## INFORMATION SHOWN

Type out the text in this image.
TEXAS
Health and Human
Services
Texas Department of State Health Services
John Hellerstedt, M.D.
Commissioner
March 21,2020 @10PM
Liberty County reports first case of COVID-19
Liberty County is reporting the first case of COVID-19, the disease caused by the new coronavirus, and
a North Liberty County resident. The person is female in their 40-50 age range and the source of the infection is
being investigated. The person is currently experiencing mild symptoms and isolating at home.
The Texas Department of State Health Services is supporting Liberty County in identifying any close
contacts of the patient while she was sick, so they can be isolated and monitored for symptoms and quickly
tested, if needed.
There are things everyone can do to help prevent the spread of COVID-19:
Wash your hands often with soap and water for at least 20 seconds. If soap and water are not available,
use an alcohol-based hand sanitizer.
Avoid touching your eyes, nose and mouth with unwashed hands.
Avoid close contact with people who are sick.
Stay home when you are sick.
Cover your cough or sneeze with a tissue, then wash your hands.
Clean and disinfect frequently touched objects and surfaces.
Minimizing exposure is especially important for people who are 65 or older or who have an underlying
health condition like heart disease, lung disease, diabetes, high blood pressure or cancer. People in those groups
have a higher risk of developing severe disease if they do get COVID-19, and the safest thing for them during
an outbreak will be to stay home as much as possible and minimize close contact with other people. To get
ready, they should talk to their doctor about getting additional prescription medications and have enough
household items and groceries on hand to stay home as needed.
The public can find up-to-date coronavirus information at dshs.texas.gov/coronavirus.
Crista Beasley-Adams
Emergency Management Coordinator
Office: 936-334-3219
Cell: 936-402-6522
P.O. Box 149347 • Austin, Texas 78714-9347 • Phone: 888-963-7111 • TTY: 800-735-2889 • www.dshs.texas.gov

## PROBLEM STATEMENT
Give a word-for-word copy of the records.

## WRITTEN ANSWER
Type out the text in this image.
TEXAS
Health and Human
Services
Texas Department of State Health Services
John Hellerstedt, M.D.
Commissioner
March 21,2020 @10PM
Liberty County reports first case of COVID-19
Liberty County is reporting the first case of COVID-19, the disease caused by the new coronavirus, and
a North Liberty County resident. The person is female in their 40-50 age range and the source of the infection is
being investigated. The person is currently experiencing mild symptoms and isolating at home.
The Texas Department of State Health Services is supporting Liberty County in identifying any close
contacts of the patient while she was sick, so they can be isolated and monitored for symptoms and quickly
tested, if needed.
There are things everyone can do to help prevent the spread of COVID-19:
Wash your hands often with soap and water for at least 20 seconds. If soap and water are not available,
use an alcohol-based hand sanitizer.
Avoid touching your eyes, nose and mouth with unwashed hands.
Avoid close contact with people who are sick.
Stay home when you are sick.
Cover your cough or sneeze with a tissue, then wash your hands.
Clean and disinfect frequently touched objects and surfaces.
Minimizing exposure is especially important for people who are 65 or older or who have an underlying
health condition like heart disease, lung disease, diabetes, high blood pressure or cancer. People in those groups
have a higher risk of developing severe disease if they do get COVID-19, and the safest thing for them during
an outbreak will be to stay home as much as possible and minimize close contact with other people. To get
ready, they should talk to their doctor about getting additional prescription medications and have enough
household items and groceries on hand to stay home as needed.
The public can find up-to-date coronavirus information at dshs.texas.gov/coronavirus.
Crista Beasley-Adams
Emergency Management Coordinator
Office: 936-334-3219
Cell: 936-402-6522
P.O. Box 149347 • Austin, Texas 78714-9347 • Phone: 888-963-7111 • TTY: 800-735-2889 • www.dshs.texas.gov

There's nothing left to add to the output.